>> begin DATA TO USE

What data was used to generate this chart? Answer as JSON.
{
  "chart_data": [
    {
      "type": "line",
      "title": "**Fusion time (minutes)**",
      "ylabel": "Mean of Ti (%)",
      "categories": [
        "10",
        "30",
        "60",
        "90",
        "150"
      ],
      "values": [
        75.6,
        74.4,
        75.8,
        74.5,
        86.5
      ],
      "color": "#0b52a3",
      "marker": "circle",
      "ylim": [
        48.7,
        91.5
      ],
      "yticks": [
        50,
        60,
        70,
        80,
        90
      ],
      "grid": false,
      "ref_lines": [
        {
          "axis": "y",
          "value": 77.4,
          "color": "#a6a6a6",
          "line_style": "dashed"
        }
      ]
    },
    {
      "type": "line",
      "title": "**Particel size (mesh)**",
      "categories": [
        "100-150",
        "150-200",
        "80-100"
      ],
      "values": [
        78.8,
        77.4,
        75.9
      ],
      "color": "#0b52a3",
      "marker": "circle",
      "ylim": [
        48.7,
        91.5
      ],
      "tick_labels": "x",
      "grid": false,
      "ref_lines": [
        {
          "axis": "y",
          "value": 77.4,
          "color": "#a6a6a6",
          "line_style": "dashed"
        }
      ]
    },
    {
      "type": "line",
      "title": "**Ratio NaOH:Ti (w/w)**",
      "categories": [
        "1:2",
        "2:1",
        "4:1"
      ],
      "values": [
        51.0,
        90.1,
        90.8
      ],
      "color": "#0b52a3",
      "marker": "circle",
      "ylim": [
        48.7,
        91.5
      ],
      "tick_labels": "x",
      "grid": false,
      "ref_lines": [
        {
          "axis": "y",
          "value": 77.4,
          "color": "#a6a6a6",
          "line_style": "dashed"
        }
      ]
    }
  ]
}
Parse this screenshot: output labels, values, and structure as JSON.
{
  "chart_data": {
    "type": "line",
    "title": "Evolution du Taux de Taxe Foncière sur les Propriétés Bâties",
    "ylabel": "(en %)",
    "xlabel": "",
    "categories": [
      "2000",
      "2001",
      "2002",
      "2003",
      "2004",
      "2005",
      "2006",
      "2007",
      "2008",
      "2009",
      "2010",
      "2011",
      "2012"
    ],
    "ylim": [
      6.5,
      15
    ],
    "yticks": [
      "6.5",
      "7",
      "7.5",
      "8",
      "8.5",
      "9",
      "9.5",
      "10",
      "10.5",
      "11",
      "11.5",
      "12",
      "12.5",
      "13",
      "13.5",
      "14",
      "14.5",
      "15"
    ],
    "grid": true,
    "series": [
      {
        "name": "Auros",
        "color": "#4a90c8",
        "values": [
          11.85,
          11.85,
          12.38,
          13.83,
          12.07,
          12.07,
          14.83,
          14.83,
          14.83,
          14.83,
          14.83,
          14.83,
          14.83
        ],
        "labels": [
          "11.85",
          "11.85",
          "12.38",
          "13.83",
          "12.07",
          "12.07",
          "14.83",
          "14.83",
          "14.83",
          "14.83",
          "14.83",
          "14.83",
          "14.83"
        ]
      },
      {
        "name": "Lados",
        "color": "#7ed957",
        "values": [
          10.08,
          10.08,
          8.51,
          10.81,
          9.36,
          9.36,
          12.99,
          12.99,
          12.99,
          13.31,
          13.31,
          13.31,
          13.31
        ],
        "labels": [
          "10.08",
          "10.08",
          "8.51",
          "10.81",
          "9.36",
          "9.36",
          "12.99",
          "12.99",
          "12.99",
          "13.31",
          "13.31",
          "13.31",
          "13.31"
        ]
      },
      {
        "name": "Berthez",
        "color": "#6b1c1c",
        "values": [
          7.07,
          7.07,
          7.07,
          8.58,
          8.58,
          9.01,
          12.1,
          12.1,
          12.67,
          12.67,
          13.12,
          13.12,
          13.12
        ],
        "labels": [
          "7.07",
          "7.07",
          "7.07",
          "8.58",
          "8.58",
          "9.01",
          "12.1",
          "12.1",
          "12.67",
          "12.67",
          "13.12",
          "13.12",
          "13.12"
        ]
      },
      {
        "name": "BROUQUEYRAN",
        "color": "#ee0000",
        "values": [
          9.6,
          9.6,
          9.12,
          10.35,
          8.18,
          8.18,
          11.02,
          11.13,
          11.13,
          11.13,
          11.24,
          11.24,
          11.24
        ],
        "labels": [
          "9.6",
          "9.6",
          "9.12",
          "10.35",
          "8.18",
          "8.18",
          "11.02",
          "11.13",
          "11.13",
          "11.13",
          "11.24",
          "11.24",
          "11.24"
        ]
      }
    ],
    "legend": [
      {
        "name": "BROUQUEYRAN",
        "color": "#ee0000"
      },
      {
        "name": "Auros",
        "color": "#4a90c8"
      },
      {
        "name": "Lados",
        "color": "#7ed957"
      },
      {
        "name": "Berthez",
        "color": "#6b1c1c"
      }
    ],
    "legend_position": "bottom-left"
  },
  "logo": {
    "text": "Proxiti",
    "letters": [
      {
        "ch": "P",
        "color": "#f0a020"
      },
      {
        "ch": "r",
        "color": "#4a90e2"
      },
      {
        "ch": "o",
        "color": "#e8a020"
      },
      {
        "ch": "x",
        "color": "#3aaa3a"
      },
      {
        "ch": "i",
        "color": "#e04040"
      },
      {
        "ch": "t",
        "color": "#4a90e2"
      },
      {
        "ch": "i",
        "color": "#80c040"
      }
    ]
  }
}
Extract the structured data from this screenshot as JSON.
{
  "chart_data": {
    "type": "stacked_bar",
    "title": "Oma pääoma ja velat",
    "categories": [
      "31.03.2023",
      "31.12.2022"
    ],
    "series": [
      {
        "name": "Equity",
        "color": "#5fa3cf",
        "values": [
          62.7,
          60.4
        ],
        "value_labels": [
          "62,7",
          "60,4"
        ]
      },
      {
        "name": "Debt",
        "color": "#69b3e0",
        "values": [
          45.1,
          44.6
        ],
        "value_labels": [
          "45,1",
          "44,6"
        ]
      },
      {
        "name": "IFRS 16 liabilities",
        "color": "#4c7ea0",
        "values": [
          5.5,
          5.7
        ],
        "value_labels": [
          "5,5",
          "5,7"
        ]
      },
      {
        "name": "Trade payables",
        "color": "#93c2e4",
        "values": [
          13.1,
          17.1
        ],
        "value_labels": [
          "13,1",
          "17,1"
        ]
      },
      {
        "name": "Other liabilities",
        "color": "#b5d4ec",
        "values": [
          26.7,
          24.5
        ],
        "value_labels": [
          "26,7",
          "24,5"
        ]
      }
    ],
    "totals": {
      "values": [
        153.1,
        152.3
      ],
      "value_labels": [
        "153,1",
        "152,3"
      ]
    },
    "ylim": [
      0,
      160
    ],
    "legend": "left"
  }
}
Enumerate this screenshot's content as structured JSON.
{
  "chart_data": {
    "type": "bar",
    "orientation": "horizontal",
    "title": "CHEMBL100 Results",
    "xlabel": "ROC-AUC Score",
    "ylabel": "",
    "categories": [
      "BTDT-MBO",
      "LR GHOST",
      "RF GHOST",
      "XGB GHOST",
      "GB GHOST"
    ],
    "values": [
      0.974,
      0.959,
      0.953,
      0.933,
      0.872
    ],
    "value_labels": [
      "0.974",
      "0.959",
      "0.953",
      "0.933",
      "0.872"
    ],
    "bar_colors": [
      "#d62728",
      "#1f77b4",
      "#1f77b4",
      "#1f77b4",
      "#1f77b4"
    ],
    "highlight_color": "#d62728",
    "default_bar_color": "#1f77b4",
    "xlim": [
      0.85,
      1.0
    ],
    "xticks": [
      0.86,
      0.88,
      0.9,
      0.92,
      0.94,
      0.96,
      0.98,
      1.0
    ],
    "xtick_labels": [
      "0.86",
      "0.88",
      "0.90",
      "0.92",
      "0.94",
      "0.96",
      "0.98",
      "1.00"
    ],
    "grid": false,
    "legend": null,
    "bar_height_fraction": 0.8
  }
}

>> end DATA TO USE

TASK OBJECTIVE
From the line containing "Enumerate this screenshot's" down to the last line, reproduce the records exactly. Include both ends.

ANSWER TO THE EXERCISE
Enumerate this screenshot's content as structured JSON.
{
  "chart_data": {
    "type": "bar",
    "orientation": "horizontal",
    "title": "CHEMBL100 Results",
    "xlabel": "ROC-AUC Score",
    "ylabel": "",
    "categories": [
      "BTDT-MBO",
      "LR GHOST",
      "RF GHOST",
      "XGB GHOST",
      "GB GHOST"
    ],
    "values": [
      0.974,
      0.959,
      0.953,
      0.933,
      0.872
    ],
    "value_labels": [
      "0.974",
      "0.959",
      "0.953",
      "0.933",
      "0.872"
    ],
    "bar_colors": [
      "#d62728",
      "#1f77b4",
      "#1f77b4",
      "#1f77b4",
      "#1f77b4"
    ],
    "highlight_color": "#d62728",
    "default_bar_color": "#1f77b4",
    "xlim": [
      0.85,
      1.0
    ],
    "xticks": [
      0.86,
      0.88,
      0.9,
      0.92,
      0.94,
      0.96,
      0.98,
      1.0
    ],
    "xtick_labels": [
      "0.86",
      "0.88",
      "0.90",
      "0.92",
      "0.94",
      "0.96",
      "0.98",
      "1.00"
    ],
    "grid": false,
    "legend": null,
    "bar_height_fraction": 0.8
  }
}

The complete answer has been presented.